# INSTRUCCIONES DE TRABAJO:
• 1. Reproduce sin cambios el fragmento del texto sobre la planificación de la vida social que empieza con "Por estos días" y sigue hasta "(zerohedge.com 4 4 2020).".
• 2. Prolonga el texto sobre la planificación de la vida social a partir de su última oración.

Planificación de la vida social

Por estos días el ex secretario de Estado Henry Kissinger salió del ocaso de su vida para expresar su preocupación ante la magnitud de los desafíos mundiales del presente, al que definió como un verdadero cambio de época. Apelando a la dirigencia, instó a recordar que “las naciones se cohesionan y florecen cuando creen en la capacidad de sus instituciones para prevenir las calamidades, detener su impacto y restablecer el equilibrio”. Los estragos causados por la pandemia y la incapacidad para contenerla han socavado la confianza de la población en las instituciones. Esto configura, según Kissinger, una situación extremadamente peligrosa. De ahí la necesidad imperiosa de planificar el futuro al mismo tiempo que se combate la pandemia. Si esto no ocurre el mundo que viene será un mundo en llamas (zerohedge.com 4 4 2020).
El Financial Times (FT), uno de los principales voceros de las finanzas internacionales y del pensamiento neoliberal, ha reconocido que la pandemia ha expuesto la enorme fragilidad y vulnerabilidad de una organización social, que es el resultado de cuatro décadas de políticas publicas que será necesario revertir. En el futuro “los gobiernos tendrán que aceptar un rol más activo en la economía. Deberán percibir a los servicios públicos como una inversión en lugar de un pasivo, deberán buscar formas de hacer menos inseguro al mercado de trabajo. La redistribución volverá a estar en la agenda… y el salario universal básico y los impuestos a la riqueza” deberán ser incorporados a la misma pues para “demandar el sacrificio colectivo hay que ofrecer un contrato social que beneficie a todos” (ft.com 3 4 2020). Así, para el FT el camino hacia un futuro distinto pasa por un aggiornamento del keynesianismo para legitimar al orden social.

[Entradas tomadas de una colección]
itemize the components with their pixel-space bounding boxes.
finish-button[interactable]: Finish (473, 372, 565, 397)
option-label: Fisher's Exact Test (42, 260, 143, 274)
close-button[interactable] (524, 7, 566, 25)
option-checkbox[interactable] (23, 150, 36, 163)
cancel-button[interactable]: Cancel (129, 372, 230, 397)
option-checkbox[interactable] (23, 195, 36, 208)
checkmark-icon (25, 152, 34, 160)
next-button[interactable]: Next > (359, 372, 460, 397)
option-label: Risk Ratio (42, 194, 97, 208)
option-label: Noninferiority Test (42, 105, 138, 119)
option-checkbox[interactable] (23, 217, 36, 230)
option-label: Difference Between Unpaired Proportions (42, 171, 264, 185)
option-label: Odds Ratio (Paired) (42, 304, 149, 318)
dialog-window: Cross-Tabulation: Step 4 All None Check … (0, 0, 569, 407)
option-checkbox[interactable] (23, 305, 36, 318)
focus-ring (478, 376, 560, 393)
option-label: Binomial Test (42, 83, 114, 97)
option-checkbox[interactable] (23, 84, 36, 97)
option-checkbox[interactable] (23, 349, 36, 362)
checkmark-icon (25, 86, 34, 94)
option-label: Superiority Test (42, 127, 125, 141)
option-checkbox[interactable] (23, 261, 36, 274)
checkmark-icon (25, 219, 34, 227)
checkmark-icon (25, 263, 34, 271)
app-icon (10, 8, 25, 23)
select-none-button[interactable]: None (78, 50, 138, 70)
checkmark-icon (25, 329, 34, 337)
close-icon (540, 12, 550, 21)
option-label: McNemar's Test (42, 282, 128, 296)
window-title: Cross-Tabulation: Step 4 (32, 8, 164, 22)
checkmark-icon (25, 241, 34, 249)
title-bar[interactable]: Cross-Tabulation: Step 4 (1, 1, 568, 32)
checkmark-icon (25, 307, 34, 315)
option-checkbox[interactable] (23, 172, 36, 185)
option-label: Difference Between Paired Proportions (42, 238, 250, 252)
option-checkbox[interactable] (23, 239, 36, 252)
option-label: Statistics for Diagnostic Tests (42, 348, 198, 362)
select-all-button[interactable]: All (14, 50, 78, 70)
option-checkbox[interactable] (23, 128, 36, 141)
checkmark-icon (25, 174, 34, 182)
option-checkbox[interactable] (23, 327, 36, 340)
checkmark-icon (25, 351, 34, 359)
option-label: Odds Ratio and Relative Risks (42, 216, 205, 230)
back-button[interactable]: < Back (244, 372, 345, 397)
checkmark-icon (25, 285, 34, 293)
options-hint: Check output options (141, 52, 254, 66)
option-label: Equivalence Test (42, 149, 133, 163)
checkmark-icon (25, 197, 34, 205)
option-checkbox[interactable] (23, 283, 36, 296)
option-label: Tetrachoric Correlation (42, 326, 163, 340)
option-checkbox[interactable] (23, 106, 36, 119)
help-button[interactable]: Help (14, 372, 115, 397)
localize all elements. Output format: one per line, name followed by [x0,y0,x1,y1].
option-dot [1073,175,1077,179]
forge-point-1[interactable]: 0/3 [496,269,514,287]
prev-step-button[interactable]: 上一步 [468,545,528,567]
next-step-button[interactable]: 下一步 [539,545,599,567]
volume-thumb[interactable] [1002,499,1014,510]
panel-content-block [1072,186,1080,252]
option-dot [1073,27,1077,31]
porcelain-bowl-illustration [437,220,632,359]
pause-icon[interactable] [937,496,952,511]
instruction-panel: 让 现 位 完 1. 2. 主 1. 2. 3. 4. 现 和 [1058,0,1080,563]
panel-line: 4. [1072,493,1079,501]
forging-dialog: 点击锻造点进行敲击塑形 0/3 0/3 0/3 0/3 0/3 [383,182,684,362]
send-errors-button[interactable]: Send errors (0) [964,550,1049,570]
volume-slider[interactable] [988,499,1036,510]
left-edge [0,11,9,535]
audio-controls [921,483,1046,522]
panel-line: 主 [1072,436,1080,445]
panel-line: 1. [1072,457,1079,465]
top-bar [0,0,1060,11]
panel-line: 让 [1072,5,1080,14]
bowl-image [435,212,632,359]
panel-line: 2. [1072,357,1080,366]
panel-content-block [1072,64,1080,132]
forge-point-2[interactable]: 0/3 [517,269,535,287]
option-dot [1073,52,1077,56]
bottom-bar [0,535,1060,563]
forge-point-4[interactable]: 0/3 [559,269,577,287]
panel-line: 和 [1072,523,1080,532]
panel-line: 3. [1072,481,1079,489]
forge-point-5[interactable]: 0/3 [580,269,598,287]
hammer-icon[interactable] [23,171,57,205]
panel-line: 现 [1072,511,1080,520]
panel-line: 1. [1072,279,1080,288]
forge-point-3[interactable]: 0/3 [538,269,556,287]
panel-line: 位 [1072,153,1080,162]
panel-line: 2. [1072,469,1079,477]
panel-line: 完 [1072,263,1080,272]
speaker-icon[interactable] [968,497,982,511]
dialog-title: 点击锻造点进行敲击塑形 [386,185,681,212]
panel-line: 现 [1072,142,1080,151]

# RESULTADOS EN ORDEN:
• 1.
Por estos días el ex secretario de Estado Henry Kissinger salió del ocaso de su vida para expresar su preocupación ante la magnitud de los desafíos mundiales del presente, al que definió como un verdadero cambio de época. Apelando a la dirigencia, instó a recordar que “las naciones se cohesionan y florecen cuando creen en la capacidad de sus instituciones para prevenir las calamidades, detener su impacto y restablecer el equilibrio”. Los estragos causados por la pandemia y la incapacidad para contenerla han socavado la confianza de la población en las instituciones. Esto configura, según Kissinger, una situación extremadamente peligrosa. De ahí la necesidad imperiosa de planificar el futuro al mismo tiempo que se combate la pandemia. Si esto no ocurre el mundo que viene será un mundo en llamas (zerohedge.com 4 4 2020).

• 2.
Esta apelación no se da, sin embargo, en el vacío. Constituye la música de fondo en un escenario signado por una batalla entre diversos actores sociales con intereses divergentes que pujan por obtener ventajas económicas y políticas de todo tipo. En esta pelea, que viene de lejos, el Estado ha intervenido constantemente en la economía a través de diversas políticas especificas. Ahora, en plena crisis, algunas de las instituciones cumplen un rol crucial. Entre ellas se destaca, como vimos en la ultima nota, la intervención rápida y profunda de la Reserva Federal en el mercado financiero apropiando y distribuyendo recursos para salvar a algunos en detrimento de otros. Este revoltijo oculta otro hecho de singular importancia: algunos grandes intereses económicos han quedado resguardados de la crisis y parecen prosperar con la pandemia. En particular, las grandes corporaciones que dominan la alta tecnología y la producción de medicamentos y vacunas aprovechan la pandemia para afianzar su poder económico y político al amparo de un Estado en las sombras cada vez mas poderoso que hace del espionaje el centro de su accionar.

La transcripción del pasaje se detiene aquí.